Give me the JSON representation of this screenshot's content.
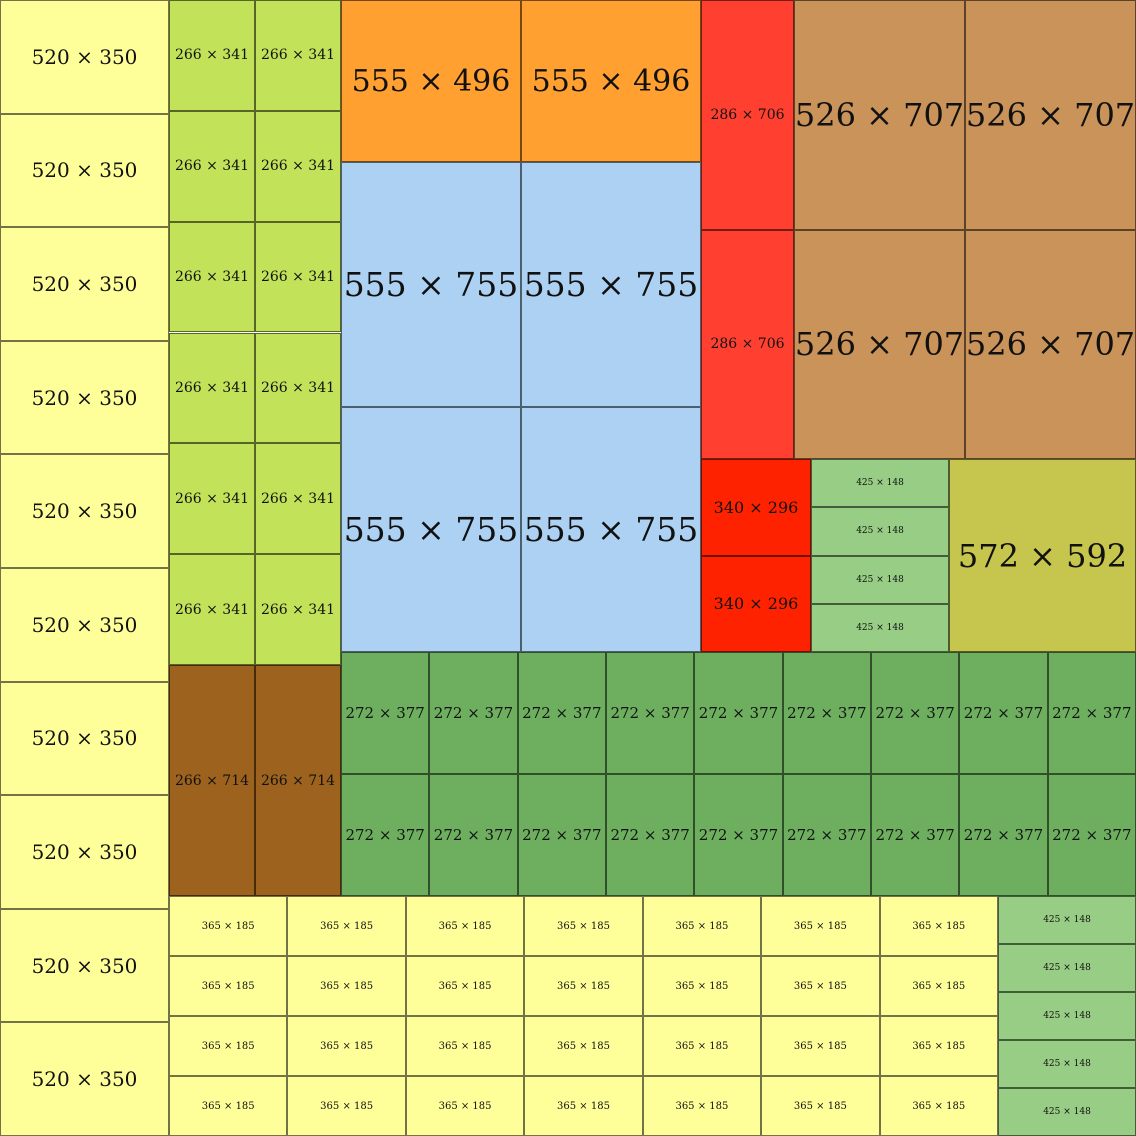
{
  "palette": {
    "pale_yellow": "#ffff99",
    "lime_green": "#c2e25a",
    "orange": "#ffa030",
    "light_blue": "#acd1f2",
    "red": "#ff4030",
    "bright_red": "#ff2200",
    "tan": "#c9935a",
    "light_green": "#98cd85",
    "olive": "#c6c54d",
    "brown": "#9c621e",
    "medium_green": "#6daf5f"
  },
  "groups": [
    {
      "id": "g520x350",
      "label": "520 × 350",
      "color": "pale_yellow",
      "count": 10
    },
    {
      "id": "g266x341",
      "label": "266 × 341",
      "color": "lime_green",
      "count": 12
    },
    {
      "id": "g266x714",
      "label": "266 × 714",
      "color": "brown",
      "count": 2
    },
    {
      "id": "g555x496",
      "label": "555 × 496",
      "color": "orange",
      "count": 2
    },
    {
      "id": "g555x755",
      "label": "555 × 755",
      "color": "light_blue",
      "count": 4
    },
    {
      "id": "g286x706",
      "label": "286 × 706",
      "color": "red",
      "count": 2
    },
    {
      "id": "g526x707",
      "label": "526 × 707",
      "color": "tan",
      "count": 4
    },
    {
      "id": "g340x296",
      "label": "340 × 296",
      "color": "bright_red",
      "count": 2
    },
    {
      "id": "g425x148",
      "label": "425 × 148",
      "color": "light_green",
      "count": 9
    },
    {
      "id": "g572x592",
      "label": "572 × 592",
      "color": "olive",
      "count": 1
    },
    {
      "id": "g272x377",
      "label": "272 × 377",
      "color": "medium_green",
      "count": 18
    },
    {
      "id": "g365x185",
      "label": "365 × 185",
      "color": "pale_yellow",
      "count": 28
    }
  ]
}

---

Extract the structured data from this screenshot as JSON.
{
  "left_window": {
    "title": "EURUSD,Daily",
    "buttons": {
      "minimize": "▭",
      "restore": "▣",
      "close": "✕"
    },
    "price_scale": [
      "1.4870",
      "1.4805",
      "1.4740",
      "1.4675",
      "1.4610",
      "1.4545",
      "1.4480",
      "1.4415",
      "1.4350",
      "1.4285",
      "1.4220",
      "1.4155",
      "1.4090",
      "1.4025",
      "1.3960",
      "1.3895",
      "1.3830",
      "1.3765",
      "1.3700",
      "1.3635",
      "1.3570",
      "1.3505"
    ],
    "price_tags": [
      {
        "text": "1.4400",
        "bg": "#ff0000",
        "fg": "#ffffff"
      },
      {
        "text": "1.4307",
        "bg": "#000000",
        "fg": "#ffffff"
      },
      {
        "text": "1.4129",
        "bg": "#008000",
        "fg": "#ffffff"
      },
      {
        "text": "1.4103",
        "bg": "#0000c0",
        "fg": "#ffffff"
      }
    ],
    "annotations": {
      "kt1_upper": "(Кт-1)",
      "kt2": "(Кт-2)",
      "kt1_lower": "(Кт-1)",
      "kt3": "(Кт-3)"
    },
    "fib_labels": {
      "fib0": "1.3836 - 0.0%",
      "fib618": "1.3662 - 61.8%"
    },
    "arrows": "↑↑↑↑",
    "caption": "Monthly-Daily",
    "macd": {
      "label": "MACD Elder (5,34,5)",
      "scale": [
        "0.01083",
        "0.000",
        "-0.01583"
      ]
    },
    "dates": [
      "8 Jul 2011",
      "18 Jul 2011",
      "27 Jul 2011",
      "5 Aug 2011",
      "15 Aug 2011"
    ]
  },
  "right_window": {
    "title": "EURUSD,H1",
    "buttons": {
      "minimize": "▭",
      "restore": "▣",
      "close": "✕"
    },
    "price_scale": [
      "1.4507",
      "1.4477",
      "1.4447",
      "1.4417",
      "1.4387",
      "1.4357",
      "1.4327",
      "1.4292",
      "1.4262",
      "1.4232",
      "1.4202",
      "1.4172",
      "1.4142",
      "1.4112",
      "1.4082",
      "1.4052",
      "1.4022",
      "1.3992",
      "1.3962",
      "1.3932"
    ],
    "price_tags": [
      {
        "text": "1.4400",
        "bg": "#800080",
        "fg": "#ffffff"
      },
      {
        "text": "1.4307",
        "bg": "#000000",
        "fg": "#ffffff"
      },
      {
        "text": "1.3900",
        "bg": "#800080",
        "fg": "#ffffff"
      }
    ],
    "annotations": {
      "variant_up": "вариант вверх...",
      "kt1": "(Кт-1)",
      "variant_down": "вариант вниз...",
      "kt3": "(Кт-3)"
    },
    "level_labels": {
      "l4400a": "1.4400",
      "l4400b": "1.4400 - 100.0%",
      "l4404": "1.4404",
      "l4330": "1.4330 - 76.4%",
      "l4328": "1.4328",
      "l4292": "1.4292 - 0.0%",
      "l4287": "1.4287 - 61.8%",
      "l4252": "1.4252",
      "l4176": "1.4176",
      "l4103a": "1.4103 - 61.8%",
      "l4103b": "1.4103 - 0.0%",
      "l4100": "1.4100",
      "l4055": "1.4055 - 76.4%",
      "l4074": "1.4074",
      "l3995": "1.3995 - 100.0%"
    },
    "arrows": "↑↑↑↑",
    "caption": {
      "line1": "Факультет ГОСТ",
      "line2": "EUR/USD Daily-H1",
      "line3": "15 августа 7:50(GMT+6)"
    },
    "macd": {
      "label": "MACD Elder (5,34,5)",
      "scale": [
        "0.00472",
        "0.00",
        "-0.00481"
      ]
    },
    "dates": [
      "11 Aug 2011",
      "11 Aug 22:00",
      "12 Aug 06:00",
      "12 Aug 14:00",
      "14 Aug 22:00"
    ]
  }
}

*SHORT PROBLEM*
For each line in the data above that contains the string "text", extract the line.

*RESULT BELOW*
        "text": "1.4400",
        "text": "1.4307",
        "text": "1.4129",
        "text": "1.4103",
        "text": "1.4400",
        "text": "1.4307",
        "text": "1.3900",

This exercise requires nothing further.